§ **Given problem**
Extract the text of every entry below exactly; leave images out.

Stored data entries
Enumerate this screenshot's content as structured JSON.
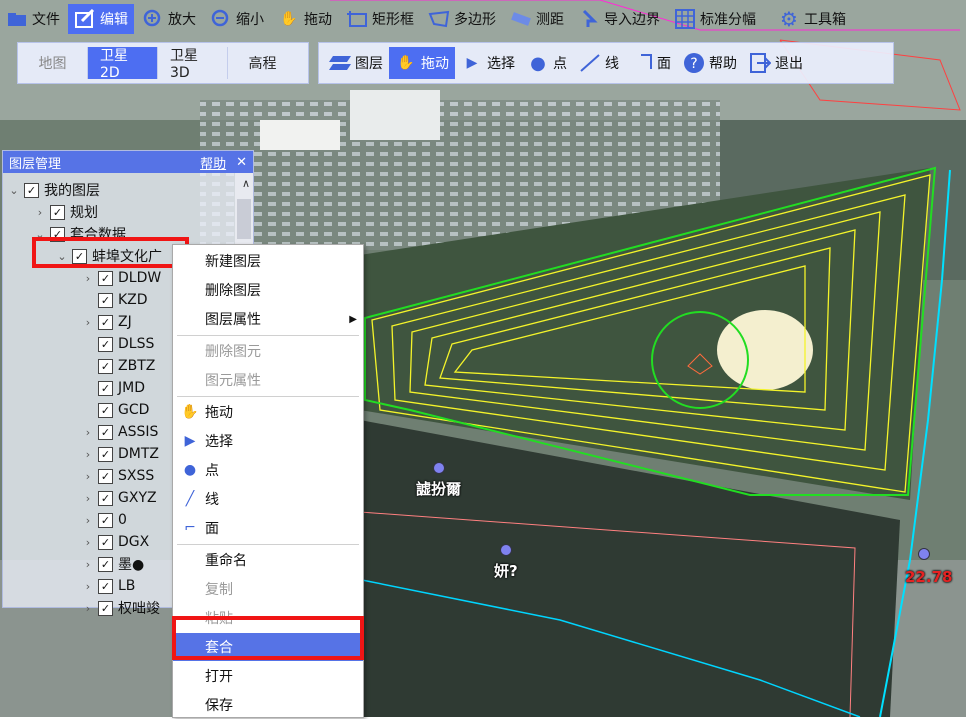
{
  "toolbar": {
    "items": [
      {
        "label": "文件",
        "icon": "folder-icon"
      },
      {
        "label": "编辑",
        "icon": "edit-icon",
        "active": true
      },
      {
        "label": "放大",
        "icon": "zoom-in-icon"
      },
      {
        "label": "缩小",
        "icon": "zoom-out-icon"
      },
      {
        "label": "拖动",
        "icon": "hand-icon"
      },
      {
        "label": "矩形框",
        "icon": "rect-select-icon"
      },
      {
        "label": "多边形",
        "icon": "polygon-icon"
      },
      {
        "label": "测距",
        "icon": "measure-icon"
      },
      {
        "label": "导入边界",
        "icon": "import-icon"
      },
      {
        "label": "标准分幅",
        "icon": "grid-icon"
      },
      {
        "label": "工具箱",
        "icon": "gear-icon"
      }
    ]
  },
  "view_tabs": [
    "地图",
    "卫星2D",
    "卫星3D",
    "高程"
  ],
  "edit_tools": [
    {
      "label": "图层",
      "icon": "layers-icon"
    },
    {
      "label": "拖动",
      "icon": "hand-icon",
      "active": true
    },
    {
      "label": "选择",
      "icon": "cursor-icon"
    },
    {
      "label": "点",
      "icon": "point-icon"
    },
    {
      "label": "线",
      "icon": "line-icon"
    },
    {
      "label": "面",
      "icon": "polygon-icon"
    },
    {
      "label": "帮助",
      "icon": "help-icon"
    },
    {
      "label": "退出",
      "icon": "exit-icon"
    }
  ],
  "panel": {
    "title": "图层管理",
    "help": "帮助",
    "close": "✕",
    "tree": [
      {
        "label": "我的图层",
        "level": 0,
        "caret": "v"
      },
      {
        "label": "规划",
        "level": 1,
        "caret": ">"
      },
      {
        "label": "套合数据",
        "level": 1,
        "caret": "v"
      },
      {
        "label": "蚌埠文化广",
        "level": 2,
        "caret": "v"
      },
      {
        "label": "DLDW",
        "level": 3,
        "caret": ">"
      },
      {
        "label": "KZD",
        "level": 3,
        "caret": ""
      },
      {
        "label": "ZJ",
        "level": 3,
        "caret": ">"
      },
      {
        "label": "DLSS",
        "level": 3,
        "caret": ""
      },
      {
        "label": "ZBTZ",
        "level": 3,
        "caret": ""
      },
      {
        "label": "JMD",
        "level": 3,
        "caret": ""
      },
      {
        "label": "GCD",
        "level": 3,
        "caret": ""
      },
      {
        "label": "ASSIS",
        "level": 3,
        "caret": ">"
      },
      {
        "label": "DMTZ",
        "level": 3,
        "caret": ">"
      },
      {
        "label": "SXSS",
        "level": 3,
        "caret": ">"
      },
      {
        "label": "GXYZ",
        "level": 3,
        "caret": ">"
      },
      {
        "label": "0",
        "level": 3,
        "caret": ">"
      },
      {
        "label": "DGX",
        "level": 3,
        "caret": ">"
      },
      {
        "label": "墨●",
        "level": 3,
        "caret": ">"
      },
      {
        "label": "LB",
        "level": 3,
        "caret": ">"
      },
      {
        "label": "权咄竣",
        "level": 3,
        "caret": ">"
      }
    ]
  },
  "context_menu": [
    {
      "label": "新建图层",
      "state": "normal",
      "icon": ""
    },
    {
      "label": "删除图层",
      "state": "normal",
      "icon": ""
    },
    {
      "label": "图层属性",
      "state": "normal",
      "icon": "",
      "submenu": true,
      "sep_after": true
    },
    {
      "label": "删除图元",
      "state": "disabled",
      "icon": ""
    },
    {
      "label": "图元属性",
      "state": "disabled",
      "icon": "",
      "sep_after": true
    },
    {
      "label": "拖动",
      "state": "normal",
      "icon": "hand-icon"
    },
    {
      "label": "选择",
      "state": "normal",
      "icon": "cursor-icon"
    },
    {
      "label": "点",
      "state": "normal",
      "icon": "point-icon"
    },
    {
      "label": "线",
      "state": "normal",
      "icon": "line-icon"
    },
    {
      "label": "面",
      "state": "normal",
      "icon": "polygon-icon",
      "sep_after": true
    },
    {
      "label": "重命名",
      "state": "normal",
      "icon": ""
    },
    {
      "label": "复制",
      "state": "disabled",
      "icon": ""
    },
    {
      "label": "粘贴",
      "state": "disabled",
      "icon": ""
    },
    {
      "label": "套合",
      "state": "selected",
      "icon": ""
    },
    {
      "label": "打开",
      "state": "normal",
      "icon": ""
    },
    {
      "label": "保存",
      "state": "normal",
      "icon": ""
    }
  ],
  "map_labels": [
    {
      "text": "譃扮爾",
      "color": "#ffffff"
    },
    {
      "text": "妍?",
      "color": "#ffffff"
    },
    {
      "text": "22.78",
      "color": "#d11"
    }
  ],
  "colors": {
    "accent": "#4d6ef2",
    "highlight": "#f01515",
    "contour": "#f4f42a",
    "boundary": "#22dd22"
  }
}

§ **Answer for this exercise**
Enumerate this screenshot's content as structured JSON.
{
  "toolbar": {
    "items": [
      {
        "label": "文件",
        "icon": "folder-icon"
      },
      {
        "label": "编辑",
        "icon": "edit-icon",
        "active": true
      },
      {
        "label": "放大",
        "icon": "zoom-in-icon"
      },
      {
        "label": "缩小",
        "icon": "zoom-out-icon"
      },
      {
        "label": "拖动",
        "icon": "hand-icon"
      },
      {
        "label": "矩形框",
        "icon": "rect-select-icon"
      },
      {
        "label": "多边形",
        "icon": "polygon-icon"
      },
      {
        "label": "测距",
        "icon": "measure-icon"
      },
      {
        "label": "导入边界",
        "icon": "import-icon"
      },
      {
        "label": "标准分幅",
        "icon": "grid-icon"
      },
      {
        "label": "工具箱",
        "icon": "gear-icon"
      }
    ]
  },
  "view_tabs": [
    "地图",
    "卫星2D",
    "卫星3D",
    "高程"
  ],
  "edit_tools": [
    {
      "label": "图层",
      "icon": "layers-icon"
    },
    {
      "label": "拖动",
      "icon": "hand-icon",
      "active": true
    },
    {
      "label": "选择",
      "icon": "cursor-icon"
    },
    {
      "label": "点",
      "icon": "point-icon"
    },
    {
      "label": "线",
      "icon": "line-icon"
    },
    {
      "label": "面",
      "icon": "polygon-icon"
    },
    {
      "label": "帮助",
      "icon": "help-icon"
    },
    {
      "label": "退出",
      "icon": "exit-icon"
    }
  ],
  "panel": {
    "title": "图层管理",
    "help": "帮助",
    "close": "✕",
    "tree": [
      {
        "label": "我的图层",
        "level": 0,
        "caret": "v"
      },
      {
        "label": "规划",
        "level": 1,
        "caret": ">"
      },
      {
        "label": "套合数据",
        "level": 1,
        "caret": "v"
      },
      {
        "label": "蚌埠文化广",
        "level": 2,
        "caret": "v"
      },
      {
        "label": "DLDW",
        "level": 3,
        "caret": ">"
      },
      {
        "label": "KZD",
        "level": 3,
        "caret": ""
      },
      {
        "label": "ZJ",
        "level": 3,
        "caret": ">"
      },
      {
        "label": "DLSS",
        "level": 3,
        "caret": ""
      },
      {
        "label": "ZBTZ",
        "level": 3,
        "caret": ""
      },
      {
        "label": "JMD",
        "level": 3,
        "caret": ""
      },
      {
        "label": "GCD",
        "level": 3,
        "caret": ""
      },
      {
        "label": "ASSIS",
        "level": 3,
        "caret": ">"
      },
      {
        "label": "DMTZ",
        "level": 3,
        "caret": ">"
      },
      {
        "label": "SXSS",
        "level": 3,
        "caret": ">"
      },
      {
        "label": "GXYZ",
        "level": 3,
        "caret": ">"
      },
      {
        "label": "0",
        "level": 3,
        "caret": ">"
      },
      {
        "label": "DGX",
        "level": 3,
        "caret": ">"
      },
      {
        "label": "墨●",
        "level": 3,
        "caret": ">"
      },
      {
        "label": "LB",
        "level": 3,
        "caret": ">"
      },
      {
        "label": "权咄竣",
        "level": 3,
        "caret": ">"
      }
    ]
  },
  "context_menu": [
    {
      "label": "新建图层",
      "state": "normal",
      "icon": ""
    },
    {
      "label": "删除图层",
      "state": "normal",
      "icon": ""
    },
    {
      "label": "图层属性",
      "state": "normal",
      "icon": "",
      "submenu": true,
      "sep_after": true
    },
    {
      "label": "删除图元",
      "state": "disabled",
      "icon": ""
    },
    {
      "label": "图元属性",
      "state": "disabled",
      "icon": "",
      "sep_after": true
    },
    {
      "label": "拖动",
      "state": "normal",
      "icon": "hand-icon"
    },
    {
      "label": "选择",
      "state": "normal",
      "icon": "cursor-icon"
    },
    {
      "label": "点",
      "state": "normal",
      "icon": "point-icon"
    },
    {
      "label": "线",
      "state": "normal",
      "icon": "line-icon"
    },
    {
      "label": "面",
      "state": "normal",
      "icon": "polygon-icon",
      "sep_after": true
    },
    {
      "label": "重命名",
      "state": "normal",
      "icon": ""
    },
    {
      "label": "复制",
      "state": "disabled",
      "icon": ""
    },
    {
      "label": "粘贴",
      "state": "disabled",
      "icon": ""
    },
    {
      "label": "套合",
      "state": "selected",
      "icon": ""
    },
    {
      "label": "打开",
      "state": "normal",
      "icon": ""
    },
    {
      "label": "保存",
      "state": "normal",
      "icon": ""
    }
  ],
  "map_labels": [
    {
      "text": "譃扮爾",
      "color": "#ffffff"
    },
    {
      "text": "妍?",
      "color": "#ffffff"
    },
    {
      "text": "22.78",
      "color": "#d11"
    }
  ],
  "colors": {
    "accent": "#4d6ef2",
    "highlight": "#f01515",
    "contour": "#f4f42a",
    "boundary": "#22dd22"
  }
}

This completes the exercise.